** Exercise brief **
Using the listing below, please gather every line containing the word "infusion".

════════════════════

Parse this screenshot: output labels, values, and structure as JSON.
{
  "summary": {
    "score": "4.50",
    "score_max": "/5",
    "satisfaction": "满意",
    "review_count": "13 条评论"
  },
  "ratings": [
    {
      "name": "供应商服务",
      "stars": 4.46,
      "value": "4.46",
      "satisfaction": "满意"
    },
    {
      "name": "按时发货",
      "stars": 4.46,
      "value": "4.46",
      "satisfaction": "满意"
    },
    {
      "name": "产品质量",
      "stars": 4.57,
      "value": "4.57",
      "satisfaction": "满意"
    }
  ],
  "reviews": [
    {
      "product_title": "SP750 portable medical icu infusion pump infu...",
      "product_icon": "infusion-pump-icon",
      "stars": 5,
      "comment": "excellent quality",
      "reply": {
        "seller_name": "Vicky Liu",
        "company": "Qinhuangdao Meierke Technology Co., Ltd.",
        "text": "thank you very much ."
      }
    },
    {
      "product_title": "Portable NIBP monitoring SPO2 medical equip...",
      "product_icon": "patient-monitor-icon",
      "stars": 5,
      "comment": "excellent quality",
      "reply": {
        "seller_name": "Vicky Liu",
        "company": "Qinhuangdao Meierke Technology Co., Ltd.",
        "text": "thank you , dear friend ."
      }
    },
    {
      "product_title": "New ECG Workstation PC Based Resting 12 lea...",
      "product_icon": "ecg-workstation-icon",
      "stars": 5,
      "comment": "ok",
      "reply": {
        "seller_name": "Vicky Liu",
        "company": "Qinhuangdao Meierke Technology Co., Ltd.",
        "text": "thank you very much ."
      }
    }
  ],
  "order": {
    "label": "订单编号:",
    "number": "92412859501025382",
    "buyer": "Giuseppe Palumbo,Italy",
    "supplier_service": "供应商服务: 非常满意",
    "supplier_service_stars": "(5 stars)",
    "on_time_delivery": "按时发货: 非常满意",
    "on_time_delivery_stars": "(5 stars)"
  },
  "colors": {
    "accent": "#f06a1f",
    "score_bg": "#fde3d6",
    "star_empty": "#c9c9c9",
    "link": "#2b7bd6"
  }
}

════════════════════

** Worked answer **
      "product_title": "SP750 portable medical icu infusion pump infu...",
      "product_icon": "infusion-pump-icon",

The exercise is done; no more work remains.